:: Data to use

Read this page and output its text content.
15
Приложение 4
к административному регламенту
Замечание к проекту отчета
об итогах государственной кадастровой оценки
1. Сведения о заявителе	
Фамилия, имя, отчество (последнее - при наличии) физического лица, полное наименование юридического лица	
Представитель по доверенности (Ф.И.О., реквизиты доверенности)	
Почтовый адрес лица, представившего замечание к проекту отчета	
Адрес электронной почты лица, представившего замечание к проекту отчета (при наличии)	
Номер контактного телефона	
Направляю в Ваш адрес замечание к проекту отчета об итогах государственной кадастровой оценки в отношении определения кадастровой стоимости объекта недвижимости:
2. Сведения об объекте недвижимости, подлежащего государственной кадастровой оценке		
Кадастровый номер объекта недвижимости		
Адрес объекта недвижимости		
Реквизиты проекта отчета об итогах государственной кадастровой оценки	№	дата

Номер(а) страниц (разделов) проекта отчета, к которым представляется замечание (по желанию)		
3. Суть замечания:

::::

§ **Given exercise**: Copy each line in the data that holds the word "итогах".

§ **Written solution**:
об итогах государственной кадастровой оценки
Направляю в Ваш адрес замечание к проекту отчета об итогах государственной кадастровой оценки в отношении определения кадастровой стоимости объекта недвижимости:
Реквизиты проекта отчета об итогах государственной кадастровой оценки	№	дата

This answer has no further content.